_PROBLEM DESCRIPTION_:
Go through the data below and gather each line containing "плеча".

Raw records
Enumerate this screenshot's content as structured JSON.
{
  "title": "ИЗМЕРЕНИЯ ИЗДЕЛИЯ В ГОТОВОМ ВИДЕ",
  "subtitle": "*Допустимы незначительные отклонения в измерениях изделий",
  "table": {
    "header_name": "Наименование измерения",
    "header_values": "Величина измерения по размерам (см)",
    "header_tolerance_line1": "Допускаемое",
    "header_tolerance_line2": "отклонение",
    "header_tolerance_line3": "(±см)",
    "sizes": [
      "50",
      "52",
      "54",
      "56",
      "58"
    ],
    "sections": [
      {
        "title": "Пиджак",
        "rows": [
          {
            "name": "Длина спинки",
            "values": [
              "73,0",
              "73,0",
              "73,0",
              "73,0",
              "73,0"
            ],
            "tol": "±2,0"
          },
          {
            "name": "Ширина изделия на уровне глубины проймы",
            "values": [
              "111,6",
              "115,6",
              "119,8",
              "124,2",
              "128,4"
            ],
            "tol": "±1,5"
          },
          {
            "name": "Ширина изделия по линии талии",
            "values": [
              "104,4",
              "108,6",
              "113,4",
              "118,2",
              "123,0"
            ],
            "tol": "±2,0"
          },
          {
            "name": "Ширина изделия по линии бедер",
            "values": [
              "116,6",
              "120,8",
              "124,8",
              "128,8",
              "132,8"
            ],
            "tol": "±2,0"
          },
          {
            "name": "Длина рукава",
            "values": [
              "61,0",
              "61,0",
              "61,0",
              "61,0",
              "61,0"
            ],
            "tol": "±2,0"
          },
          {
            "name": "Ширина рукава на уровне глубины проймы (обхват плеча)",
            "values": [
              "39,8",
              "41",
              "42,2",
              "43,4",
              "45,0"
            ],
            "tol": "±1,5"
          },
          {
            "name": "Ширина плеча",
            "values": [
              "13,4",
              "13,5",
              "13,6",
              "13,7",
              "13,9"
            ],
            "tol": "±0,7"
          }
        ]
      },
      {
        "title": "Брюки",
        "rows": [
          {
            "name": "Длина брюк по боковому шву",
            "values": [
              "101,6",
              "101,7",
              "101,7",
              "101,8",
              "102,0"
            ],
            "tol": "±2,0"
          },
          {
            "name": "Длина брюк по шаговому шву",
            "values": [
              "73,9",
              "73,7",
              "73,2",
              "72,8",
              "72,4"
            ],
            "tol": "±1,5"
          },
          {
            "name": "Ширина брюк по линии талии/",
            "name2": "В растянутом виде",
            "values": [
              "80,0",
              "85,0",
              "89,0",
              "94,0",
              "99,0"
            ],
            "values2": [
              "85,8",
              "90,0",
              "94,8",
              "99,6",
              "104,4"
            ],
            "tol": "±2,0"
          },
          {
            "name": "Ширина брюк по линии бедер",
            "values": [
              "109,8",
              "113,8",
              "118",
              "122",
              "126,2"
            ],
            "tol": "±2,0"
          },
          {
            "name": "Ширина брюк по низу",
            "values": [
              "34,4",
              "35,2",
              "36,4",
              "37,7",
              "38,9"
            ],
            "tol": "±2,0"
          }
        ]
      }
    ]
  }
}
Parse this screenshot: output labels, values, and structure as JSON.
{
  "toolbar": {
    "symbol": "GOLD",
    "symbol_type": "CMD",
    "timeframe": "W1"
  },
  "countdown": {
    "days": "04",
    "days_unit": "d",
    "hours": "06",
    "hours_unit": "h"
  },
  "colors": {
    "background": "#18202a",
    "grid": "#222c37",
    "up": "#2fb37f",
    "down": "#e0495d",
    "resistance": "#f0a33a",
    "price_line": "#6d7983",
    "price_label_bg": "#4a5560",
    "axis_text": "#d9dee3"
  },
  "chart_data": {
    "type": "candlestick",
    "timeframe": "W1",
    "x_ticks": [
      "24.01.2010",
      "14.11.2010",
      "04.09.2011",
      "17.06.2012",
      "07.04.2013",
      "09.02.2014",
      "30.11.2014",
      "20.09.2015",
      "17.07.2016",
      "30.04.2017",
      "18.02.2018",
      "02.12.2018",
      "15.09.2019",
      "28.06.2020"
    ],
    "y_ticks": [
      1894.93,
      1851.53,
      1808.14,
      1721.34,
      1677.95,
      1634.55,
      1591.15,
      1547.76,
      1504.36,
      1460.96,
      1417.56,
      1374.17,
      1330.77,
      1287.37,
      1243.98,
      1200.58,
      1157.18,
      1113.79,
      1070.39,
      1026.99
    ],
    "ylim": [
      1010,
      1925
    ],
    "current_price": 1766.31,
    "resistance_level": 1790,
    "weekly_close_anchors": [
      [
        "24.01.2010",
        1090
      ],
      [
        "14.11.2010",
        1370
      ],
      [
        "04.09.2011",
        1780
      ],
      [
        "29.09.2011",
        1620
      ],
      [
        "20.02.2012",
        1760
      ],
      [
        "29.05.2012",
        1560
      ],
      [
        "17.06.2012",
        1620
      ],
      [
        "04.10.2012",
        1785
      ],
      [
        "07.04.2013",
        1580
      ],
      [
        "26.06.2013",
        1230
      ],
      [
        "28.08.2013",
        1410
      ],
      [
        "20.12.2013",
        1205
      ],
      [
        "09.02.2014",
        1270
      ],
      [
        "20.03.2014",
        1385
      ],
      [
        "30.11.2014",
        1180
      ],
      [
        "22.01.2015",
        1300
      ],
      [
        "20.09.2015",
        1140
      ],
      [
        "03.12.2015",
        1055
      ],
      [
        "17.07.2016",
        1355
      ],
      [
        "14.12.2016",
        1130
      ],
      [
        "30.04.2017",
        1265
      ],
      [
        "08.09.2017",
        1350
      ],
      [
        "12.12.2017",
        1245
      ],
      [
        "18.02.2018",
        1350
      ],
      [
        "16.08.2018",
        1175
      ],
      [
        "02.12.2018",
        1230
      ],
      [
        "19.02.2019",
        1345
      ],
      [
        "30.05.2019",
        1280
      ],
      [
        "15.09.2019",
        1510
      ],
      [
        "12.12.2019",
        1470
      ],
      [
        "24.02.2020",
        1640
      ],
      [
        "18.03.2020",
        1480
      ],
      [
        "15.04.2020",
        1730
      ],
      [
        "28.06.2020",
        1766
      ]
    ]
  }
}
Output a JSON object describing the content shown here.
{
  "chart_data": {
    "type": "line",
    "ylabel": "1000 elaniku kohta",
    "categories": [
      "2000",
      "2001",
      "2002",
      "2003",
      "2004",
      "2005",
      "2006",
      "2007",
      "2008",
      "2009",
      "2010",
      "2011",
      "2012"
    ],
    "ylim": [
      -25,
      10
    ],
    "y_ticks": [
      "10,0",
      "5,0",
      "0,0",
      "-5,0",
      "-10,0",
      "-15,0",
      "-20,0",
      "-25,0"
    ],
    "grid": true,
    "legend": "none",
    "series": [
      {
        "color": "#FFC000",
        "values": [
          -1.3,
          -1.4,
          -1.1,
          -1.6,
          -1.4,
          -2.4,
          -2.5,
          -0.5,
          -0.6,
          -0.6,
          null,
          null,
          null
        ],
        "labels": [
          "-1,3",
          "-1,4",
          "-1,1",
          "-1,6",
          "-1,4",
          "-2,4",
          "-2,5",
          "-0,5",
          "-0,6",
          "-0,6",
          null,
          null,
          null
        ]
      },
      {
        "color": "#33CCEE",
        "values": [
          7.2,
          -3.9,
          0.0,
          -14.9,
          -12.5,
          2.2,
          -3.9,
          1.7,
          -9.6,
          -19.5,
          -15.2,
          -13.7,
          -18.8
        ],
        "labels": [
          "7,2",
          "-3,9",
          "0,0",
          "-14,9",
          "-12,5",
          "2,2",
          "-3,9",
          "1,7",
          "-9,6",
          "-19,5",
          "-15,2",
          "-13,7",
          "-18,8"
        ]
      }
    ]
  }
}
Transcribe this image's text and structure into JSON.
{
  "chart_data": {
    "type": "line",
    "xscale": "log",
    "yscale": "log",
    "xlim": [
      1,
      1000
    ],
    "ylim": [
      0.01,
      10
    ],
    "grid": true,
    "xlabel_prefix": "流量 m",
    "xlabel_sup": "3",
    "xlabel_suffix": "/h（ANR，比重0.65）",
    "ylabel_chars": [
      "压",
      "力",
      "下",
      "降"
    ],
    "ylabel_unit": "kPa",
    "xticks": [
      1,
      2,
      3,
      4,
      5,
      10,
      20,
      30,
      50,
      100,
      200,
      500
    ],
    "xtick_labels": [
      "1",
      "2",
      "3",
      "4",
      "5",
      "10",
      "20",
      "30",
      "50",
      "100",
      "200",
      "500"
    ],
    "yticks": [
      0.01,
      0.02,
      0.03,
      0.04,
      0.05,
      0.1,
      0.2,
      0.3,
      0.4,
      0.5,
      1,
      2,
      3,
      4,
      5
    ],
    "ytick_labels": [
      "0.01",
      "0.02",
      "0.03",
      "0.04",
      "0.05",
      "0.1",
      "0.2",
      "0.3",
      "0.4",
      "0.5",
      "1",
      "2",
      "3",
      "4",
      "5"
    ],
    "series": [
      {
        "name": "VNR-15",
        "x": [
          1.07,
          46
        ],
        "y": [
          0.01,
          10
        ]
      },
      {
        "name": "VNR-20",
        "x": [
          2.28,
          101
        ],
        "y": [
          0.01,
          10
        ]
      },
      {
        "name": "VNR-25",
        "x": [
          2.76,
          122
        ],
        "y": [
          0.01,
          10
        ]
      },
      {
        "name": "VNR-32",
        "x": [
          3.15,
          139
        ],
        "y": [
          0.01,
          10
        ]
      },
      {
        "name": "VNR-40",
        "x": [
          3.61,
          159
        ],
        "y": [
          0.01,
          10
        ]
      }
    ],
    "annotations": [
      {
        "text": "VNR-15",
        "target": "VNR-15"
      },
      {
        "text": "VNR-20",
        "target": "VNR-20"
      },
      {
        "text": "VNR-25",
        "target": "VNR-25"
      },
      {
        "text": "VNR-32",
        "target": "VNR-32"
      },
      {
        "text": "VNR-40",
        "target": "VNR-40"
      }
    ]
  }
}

_RESULT OF THIS TASK_:
            "name": "Ширина рукава на уровне глубины проймы (обхват плеча)",
            "name": "Ширина плеча",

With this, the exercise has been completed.